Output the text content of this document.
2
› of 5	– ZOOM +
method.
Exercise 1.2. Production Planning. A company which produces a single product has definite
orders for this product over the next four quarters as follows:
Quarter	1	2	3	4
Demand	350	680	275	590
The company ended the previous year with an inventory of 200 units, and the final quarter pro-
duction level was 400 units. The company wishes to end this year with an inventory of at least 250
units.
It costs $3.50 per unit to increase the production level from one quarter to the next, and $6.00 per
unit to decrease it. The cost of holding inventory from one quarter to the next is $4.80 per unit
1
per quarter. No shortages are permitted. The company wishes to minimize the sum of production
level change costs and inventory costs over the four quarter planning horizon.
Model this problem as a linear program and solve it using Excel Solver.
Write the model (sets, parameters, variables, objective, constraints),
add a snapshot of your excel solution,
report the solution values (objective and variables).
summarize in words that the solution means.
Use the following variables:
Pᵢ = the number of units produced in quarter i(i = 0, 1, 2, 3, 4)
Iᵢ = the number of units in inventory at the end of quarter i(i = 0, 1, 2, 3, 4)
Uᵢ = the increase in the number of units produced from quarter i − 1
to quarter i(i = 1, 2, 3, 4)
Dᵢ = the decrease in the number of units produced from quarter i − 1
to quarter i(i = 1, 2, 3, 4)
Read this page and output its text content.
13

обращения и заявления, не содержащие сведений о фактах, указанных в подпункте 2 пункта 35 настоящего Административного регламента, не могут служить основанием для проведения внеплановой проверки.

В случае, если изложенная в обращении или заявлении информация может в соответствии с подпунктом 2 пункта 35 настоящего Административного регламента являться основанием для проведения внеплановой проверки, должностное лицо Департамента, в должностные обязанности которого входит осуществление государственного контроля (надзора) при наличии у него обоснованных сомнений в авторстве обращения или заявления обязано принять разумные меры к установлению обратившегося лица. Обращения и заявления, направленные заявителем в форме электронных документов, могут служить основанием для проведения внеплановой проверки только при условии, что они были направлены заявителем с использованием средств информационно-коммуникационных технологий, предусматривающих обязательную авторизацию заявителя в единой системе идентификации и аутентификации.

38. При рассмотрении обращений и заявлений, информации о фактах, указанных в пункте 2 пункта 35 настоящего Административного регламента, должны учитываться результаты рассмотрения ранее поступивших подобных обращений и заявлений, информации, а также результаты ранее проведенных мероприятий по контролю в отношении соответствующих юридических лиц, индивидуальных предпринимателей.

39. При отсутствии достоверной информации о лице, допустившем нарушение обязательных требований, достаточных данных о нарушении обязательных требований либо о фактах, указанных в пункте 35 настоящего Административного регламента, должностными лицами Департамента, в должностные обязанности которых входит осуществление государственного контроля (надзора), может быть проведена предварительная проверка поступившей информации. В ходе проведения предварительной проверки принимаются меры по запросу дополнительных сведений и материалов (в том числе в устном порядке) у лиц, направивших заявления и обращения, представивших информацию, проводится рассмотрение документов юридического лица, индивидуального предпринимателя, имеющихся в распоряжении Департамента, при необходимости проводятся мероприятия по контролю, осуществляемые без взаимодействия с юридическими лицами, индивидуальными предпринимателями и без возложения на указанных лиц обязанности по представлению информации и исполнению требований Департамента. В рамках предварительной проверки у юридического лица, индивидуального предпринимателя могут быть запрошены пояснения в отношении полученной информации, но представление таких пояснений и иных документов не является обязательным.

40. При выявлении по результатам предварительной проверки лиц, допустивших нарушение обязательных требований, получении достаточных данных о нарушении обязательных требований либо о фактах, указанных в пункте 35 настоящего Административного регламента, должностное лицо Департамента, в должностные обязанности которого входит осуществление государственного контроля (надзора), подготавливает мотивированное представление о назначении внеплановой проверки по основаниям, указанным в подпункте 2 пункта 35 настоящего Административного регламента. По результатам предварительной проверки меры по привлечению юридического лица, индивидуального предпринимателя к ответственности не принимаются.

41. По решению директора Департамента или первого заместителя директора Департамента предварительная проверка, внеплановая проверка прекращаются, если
□ □ □ □ □
> Stated exercise
Extract, from the listing above, every line where the string "four" occurs.

> Exercise answer
orders for this product over the next four quarters as follows:
level change costs and inventory costs over the four quarter planning horizon.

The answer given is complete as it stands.